Show all lines from the data that include the word "avec".

>> Start Exercise input

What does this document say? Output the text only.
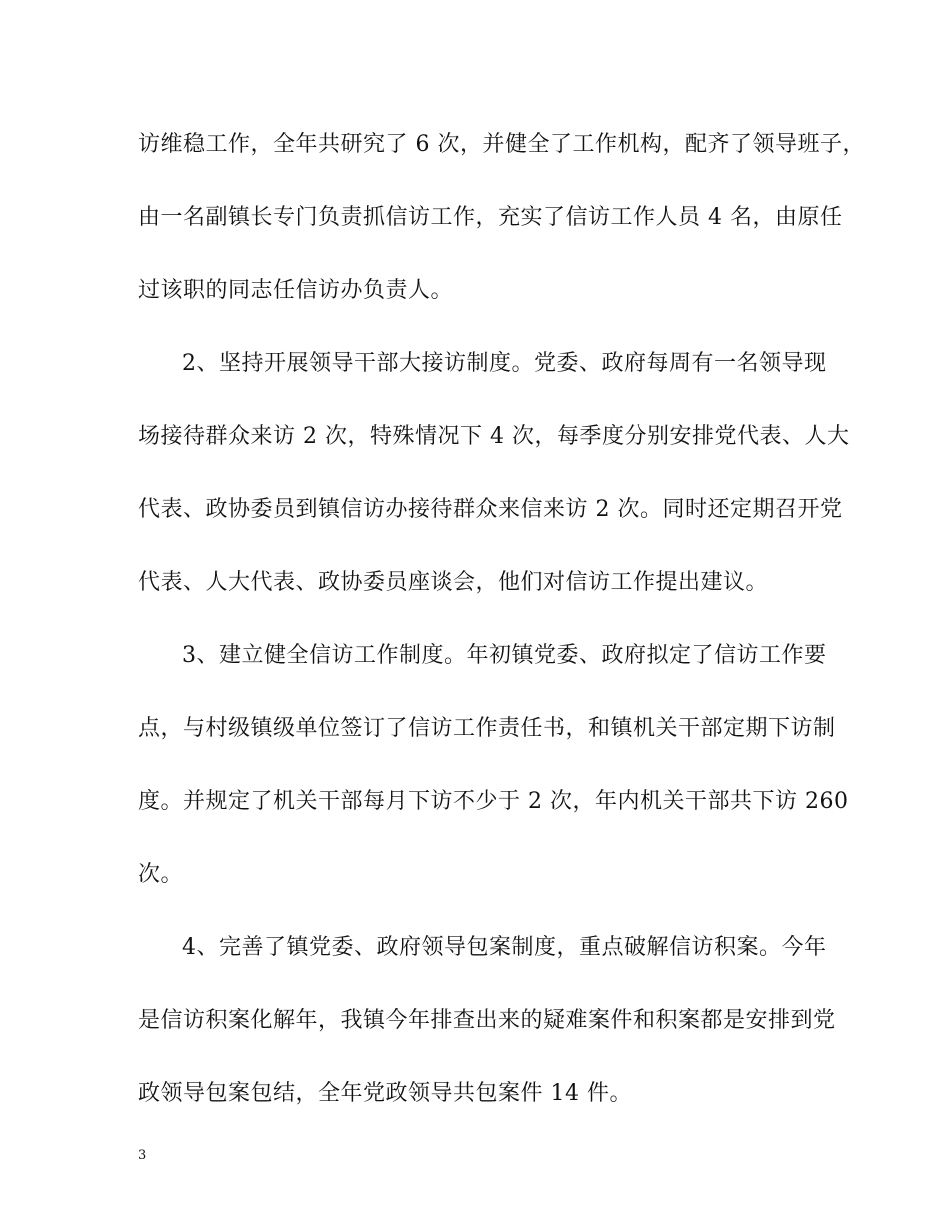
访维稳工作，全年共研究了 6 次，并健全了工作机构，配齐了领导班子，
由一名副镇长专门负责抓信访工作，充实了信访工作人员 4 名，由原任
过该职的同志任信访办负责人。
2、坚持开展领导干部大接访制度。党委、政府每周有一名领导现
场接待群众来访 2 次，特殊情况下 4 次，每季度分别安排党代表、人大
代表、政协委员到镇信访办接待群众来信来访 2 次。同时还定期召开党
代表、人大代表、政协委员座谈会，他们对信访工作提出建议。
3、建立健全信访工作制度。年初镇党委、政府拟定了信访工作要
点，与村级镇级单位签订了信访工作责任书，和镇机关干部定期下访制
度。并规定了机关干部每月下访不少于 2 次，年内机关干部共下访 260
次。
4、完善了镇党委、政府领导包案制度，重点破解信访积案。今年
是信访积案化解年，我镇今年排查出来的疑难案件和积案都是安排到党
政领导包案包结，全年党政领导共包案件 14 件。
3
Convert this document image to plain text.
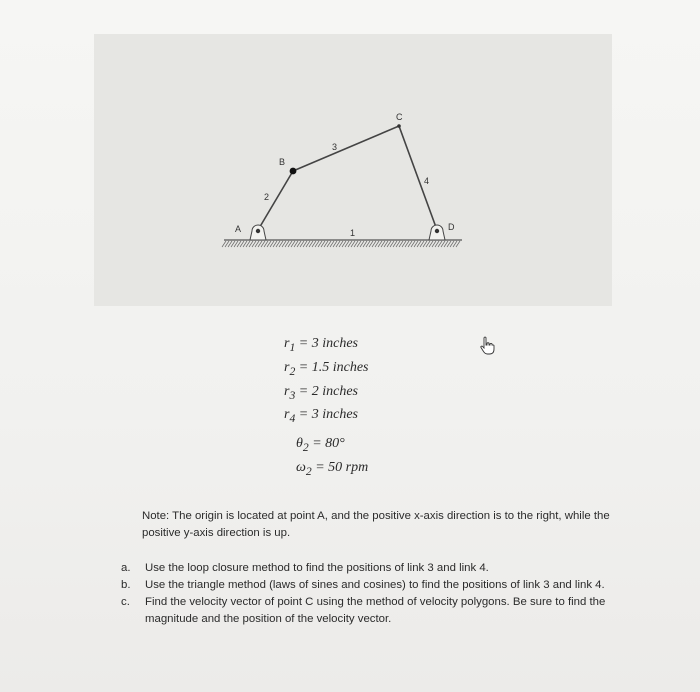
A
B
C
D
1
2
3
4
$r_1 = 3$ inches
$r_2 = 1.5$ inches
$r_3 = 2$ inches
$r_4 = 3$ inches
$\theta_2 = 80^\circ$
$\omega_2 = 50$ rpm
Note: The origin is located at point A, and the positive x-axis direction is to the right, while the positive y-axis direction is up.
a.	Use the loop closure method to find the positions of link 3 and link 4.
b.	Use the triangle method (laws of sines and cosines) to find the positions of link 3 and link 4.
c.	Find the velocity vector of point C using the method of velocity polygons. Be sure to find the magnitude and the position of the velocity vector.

>> End Exercise input
>> Start Exercise input

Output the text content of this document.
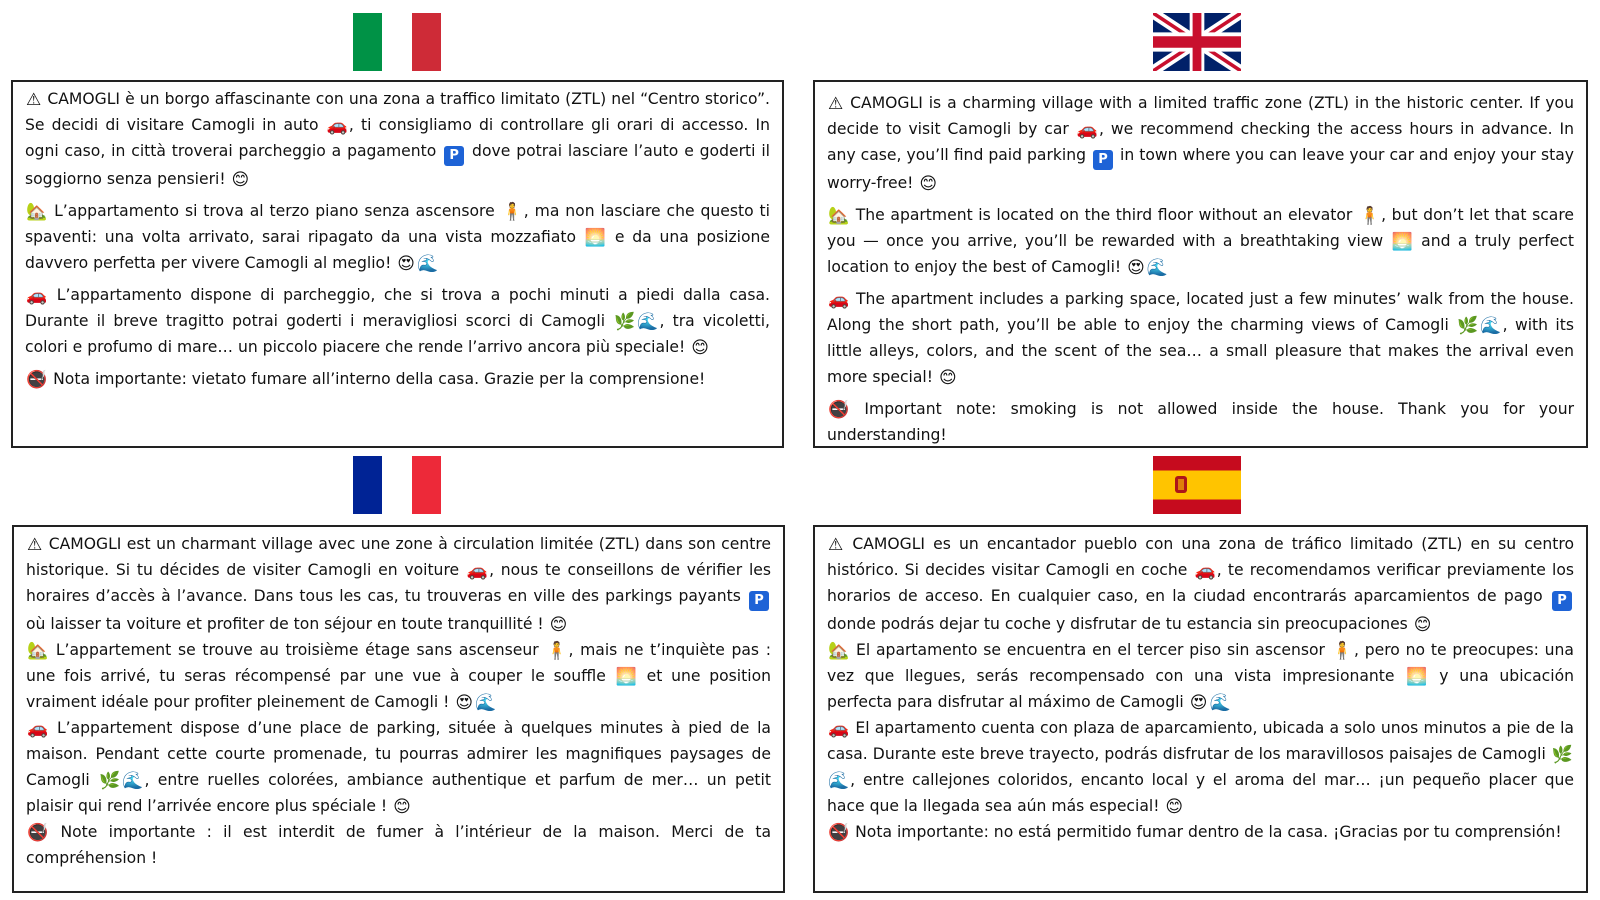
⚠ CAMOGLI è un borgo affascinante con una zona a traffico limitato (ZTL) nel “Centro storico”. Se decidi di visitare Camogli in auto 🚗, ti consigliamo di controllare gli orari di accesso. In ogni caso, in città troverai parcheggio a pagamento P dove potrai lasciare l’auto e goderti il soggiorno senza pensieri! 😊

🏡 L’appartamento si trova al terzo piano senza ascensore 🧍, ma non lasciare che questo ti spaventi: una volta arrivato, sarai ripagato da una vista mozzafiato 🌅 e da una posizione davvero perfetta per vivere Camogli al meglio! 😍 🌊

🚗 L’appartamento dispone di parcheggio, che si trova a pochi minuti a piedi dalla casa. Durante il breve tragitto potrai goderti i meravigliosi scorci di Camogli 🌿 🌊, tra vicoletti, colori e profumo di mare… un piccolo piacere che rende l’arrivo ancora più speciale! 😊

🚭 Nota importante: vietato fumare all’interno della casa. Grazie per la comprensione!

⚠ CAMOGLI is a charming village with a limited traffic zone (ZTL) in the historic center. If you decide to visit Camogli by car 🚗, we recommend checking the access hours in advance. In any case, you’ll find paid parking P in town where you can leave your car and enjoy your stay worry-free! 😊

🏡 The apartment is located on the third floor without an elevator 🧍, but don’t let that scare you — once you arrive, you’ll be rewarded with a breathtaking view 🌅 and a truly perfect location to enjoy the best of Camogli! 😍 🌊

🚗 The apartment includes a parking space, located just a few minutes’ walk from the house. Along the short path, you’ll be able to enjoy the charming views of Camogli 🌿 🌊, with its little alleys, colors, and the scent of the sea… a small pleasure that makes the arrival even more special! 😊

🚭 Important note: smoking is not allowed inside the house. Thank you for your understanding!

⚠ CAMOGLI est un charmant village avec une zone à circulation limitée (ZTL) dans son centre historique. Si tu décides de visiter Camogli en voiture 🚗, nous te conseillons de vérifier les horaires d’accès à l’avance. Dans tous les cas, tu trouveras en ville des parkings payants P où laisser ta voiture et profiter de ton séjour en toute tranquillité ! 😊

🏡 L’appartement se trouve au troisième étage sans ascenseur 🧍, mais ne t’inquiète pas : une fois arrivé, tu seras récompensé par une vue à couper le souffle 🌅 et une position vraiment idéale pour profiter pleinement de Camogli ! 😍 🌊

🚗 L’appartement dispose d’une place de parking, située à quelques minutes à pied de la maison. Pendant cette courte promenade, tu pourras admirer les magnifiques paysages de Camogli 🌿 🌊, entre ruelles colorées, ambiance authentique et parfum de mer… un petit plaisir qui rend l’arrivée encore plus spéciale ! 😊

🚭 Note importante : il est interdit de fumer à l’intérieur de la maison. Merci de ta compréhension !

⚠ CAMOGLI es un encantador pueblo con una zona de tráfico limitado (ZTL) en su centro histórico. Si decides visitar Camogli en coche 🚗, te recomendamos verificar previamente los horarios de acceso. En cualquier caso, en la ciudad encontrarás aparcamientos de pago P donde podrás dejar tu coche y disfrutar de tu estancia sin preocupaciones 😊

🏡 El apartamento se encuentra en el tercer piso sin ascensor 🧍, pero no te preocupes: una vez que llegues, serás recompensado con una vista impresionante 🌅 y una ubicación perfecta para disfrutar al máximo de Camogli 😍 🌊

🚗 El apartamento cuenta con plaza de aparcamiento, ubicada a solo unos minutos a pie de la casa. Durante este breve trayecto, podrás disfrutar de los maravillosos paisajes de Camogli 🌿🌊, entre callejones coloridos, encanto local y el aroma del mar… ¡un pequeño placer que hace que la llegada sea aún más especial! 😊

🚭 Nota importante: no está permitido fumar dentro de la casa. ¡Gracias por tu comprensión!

>> End Exercise input
>> Start Exercise input

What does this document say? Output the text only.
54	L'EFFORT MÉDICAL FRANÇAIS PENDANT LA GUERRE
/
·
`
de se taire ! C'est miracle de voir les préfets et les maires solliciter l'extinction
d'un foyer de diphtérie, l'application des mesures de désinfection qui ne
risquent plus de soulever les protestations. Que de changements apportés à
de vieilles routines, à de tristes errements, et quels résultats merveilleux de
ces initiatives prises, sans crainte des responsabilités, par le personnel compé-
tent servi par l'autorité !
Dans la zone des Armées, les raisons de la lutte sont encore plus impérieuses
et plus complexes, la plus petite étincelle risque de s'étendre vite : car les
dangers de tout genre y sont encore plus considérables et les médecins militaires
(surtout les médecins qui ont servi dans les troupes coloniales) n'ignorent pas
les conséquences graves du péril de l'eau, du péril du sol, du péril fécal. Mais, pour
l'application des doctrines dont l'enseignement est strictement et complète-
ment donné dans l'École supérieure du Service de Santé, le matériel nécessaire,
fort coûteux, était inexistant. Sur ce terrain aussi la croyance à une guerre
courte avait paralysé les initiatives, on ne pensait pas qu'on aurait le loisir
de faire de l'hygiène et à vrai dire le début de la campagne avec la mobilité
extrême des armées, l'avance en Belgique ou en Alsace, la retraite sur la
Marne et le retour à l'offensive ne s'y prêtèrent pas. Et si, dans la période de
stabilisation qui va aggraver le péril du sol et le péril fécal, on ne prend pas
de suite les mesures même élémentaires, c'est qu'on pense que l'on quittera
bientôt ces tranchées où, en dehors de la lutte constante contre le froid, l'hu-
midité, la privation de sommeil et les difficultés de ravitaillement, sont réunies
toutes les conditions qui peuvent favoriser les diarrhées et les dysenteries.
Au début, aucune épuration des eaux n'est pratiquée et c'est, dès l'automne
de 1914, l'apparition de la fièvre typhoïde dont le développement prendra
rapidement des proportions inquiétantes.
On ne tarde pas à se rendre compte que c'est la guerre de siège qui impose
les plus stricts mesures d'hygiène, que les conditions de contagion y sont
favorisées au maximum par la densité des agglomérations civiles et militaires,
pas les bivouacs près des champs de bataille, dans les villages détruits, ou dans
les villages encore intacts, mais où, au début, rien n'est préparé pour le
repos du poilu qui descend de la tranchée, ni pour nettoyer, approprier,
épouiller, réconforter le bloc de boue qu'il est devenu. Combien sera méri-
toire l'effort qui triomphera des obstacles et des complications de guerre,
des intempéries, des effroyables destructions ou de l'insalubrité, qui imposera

>> End Exercise input

• **Output of the exercise**
⚠ CAMOGLI est un charmant village avec une zone à circulation limitée (ZTL) dans son centre historique. Si tu décides de visiter Camogli en voiture 🚗, nous te conseillons de vérifier les horaires d’accès à l’avance. Dans tous les cas, tu trouveras en ville des parkings payants P où laisser ta voiture et profiter de ton séjour en toute tranquillité ! 😊
de faire de l'hygiène et à vrai dire le début de la campagne avec la mobilité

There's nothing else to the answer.